**Objective**:
List each line of the data in which the string "Pakistan" appears.

**Provided information**:
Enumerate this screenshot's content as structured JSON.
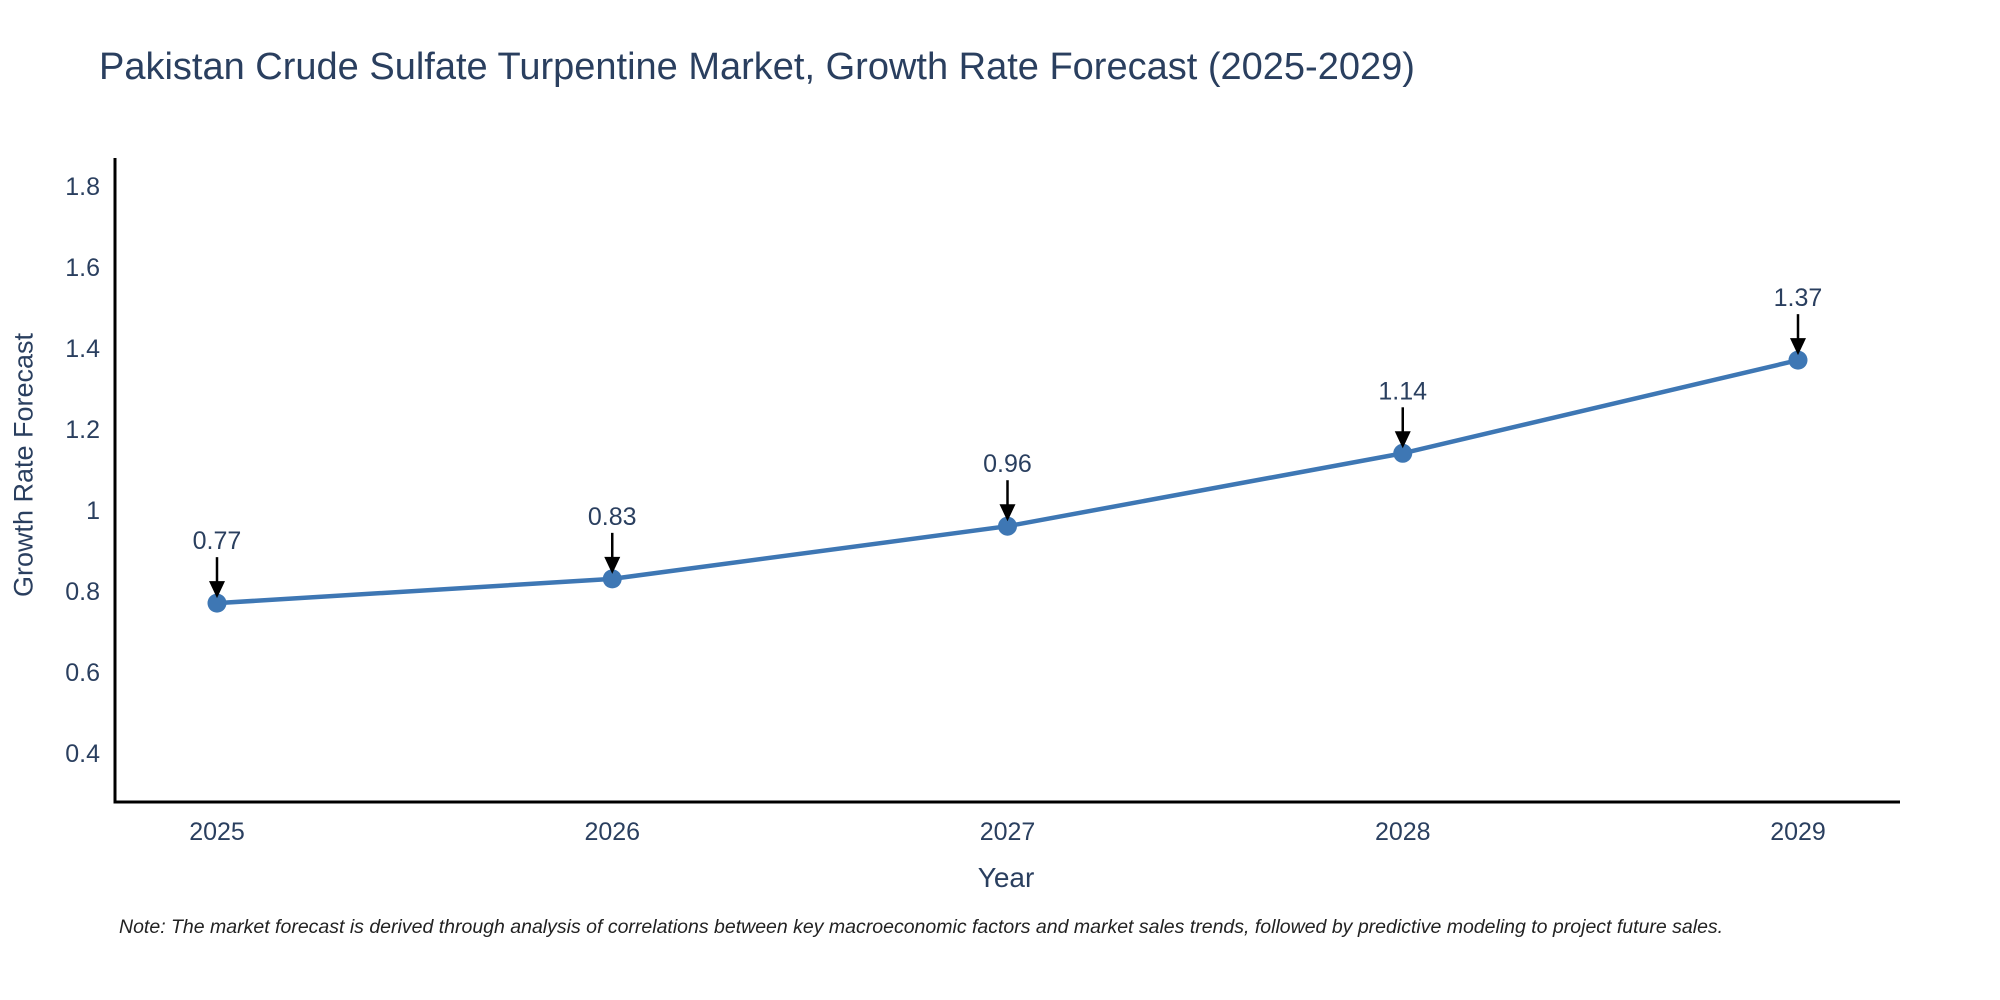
{
  "title": "Pakistan Crude Sulfate Turpentine Market, Growth Rate Forecast (2025-2029)",
  "note": "Note: The market forecast is derived through analysis of correlations between key macroeconomic factors and market sales trends, followed by predictive modeling to project future sales.",
  "chart_data": {
    "type": "line",
    "title": "Pakistan Crude Sulfate Turpentine Market, Growth Rate Forecast (2025-2029)",
    "xlabel": "Year",
    "ylabel": "Growth Rate Forecast",
    "categories": [
      "2025",
      "2026",
      "2027",
      "2028",
      "2029"
    ],
    "x": [
      2025,
      2026,
      2027,
      2028,
      2029
    ],
    "series": [
      {
        "name": "Growth Rate Forecast",
        "values": [
          0.77,
          0.83,
          0.96,
          1.14,
          1.37
        ],
        "point_labels": [
          "0.77",
          "0.83",
          "0.96",
          "1.14",
          "1.37"
        ]
      }
    ],
    "yticks": [
      0.4,
      0.6,
      0.8,
      1,
      1.2,
      1.4,
      1.6,
      1.8
    ],
    "ytick_labels": [
      "0.4",
      "0.6",
      "0.8",
      "1",
      "1.2",
      "1.4",
      "1.6",
      "1.8"
    ],
    "ylim": [
      0.27,
      1.87
    ],
    "grid": false,
    "legend_position": "none",
    "annotations_style": "value-above-with-down-arrow",
    "colors": {
      "line": "#3E77B4",
      "marker": "#3E77B4",
      "axis": "#000000",
      "text": "#2a3f5f",
      "annotation_arrow": "#000000",
      "note_text": "#222222",
      "background": "#ffffff"
    }
  }
}
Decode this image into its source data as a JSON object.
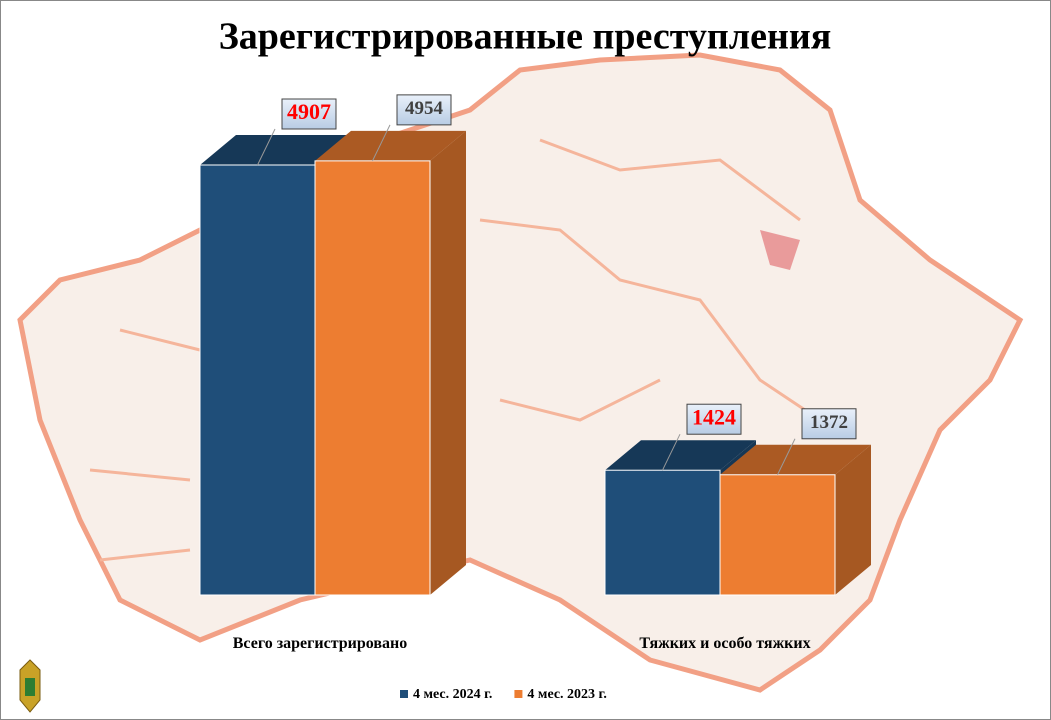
{
  "chart_data": {
    "type": "bar3d",
    "title": "Зарегистрированные преступления",
    "categories": [
      "Всего зарегистрировано",
      "Тяжких и особо тяжких"
    ],
    "series": [
      {
        "name": "4 мес. 2024 г.",
        "color": "#1f4e79",
        "label_color": "#ff0000",
        "values": [
          4907,
          1424
        ]
      },
      {
        "name": "4 мес. 2023 г.",
        "color": "#ed7d31",
        "label_color": "#404040",
        "values": [
          4954,
          1372
        ]
      }
    ],
    "legend": "bottom"
  }
}
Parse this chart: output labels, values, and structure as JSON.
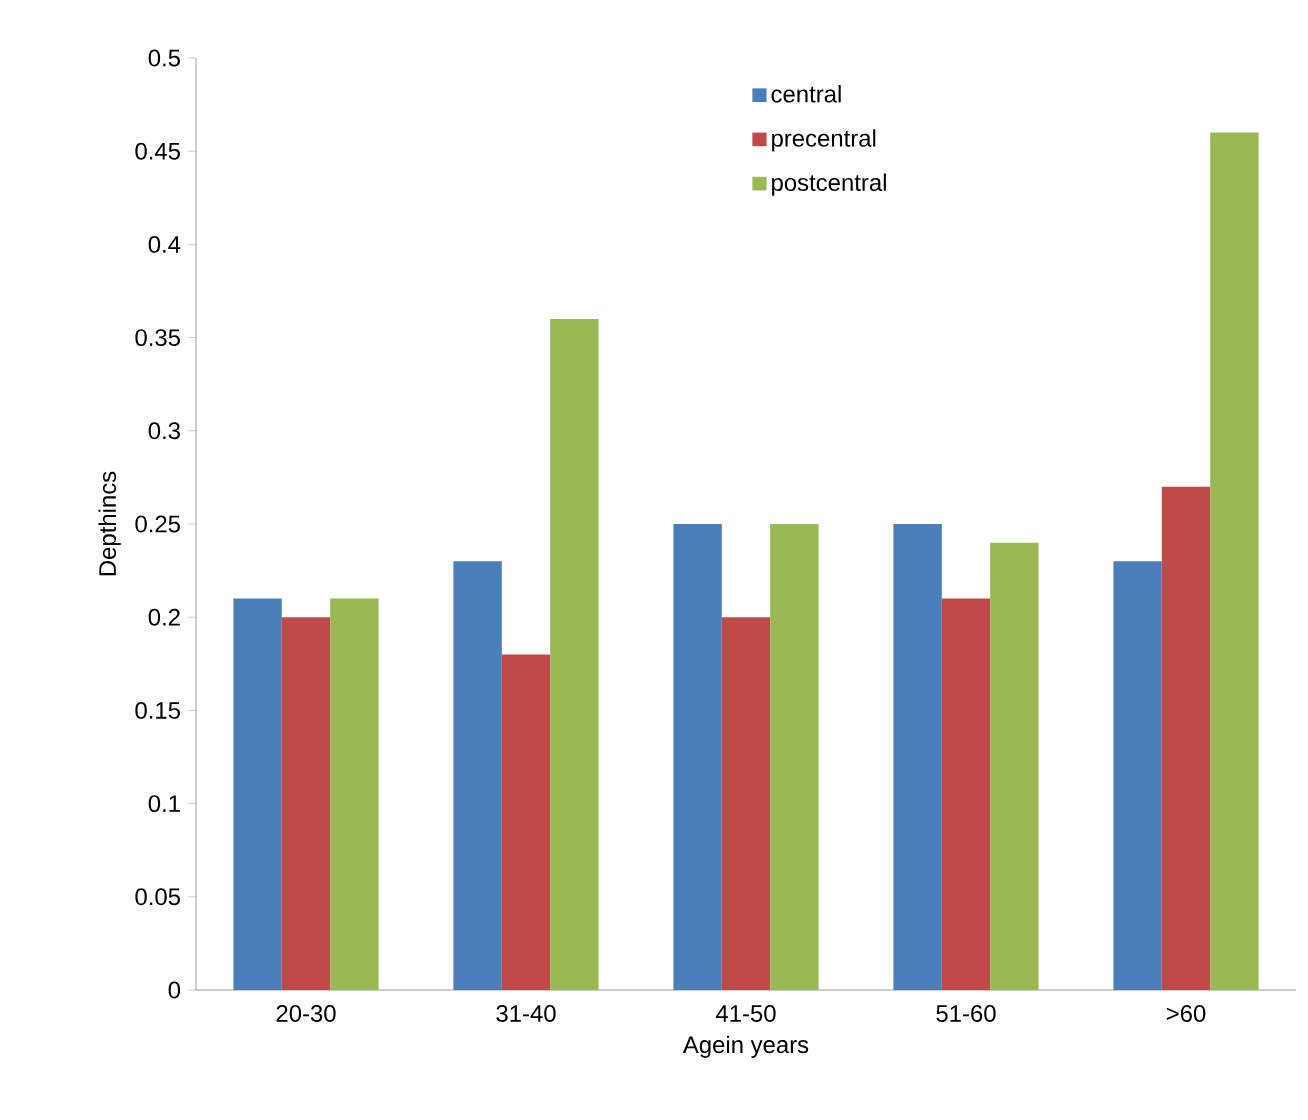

**The result**:
  "title": "Pakistan Crude Sulfate Turpentine Market, Growth Rate Forecast (2025-2029)",
    "title": "Pakistan Crude Sulfate Turpentine Market, Growth Rate Forecast (2025-2029)",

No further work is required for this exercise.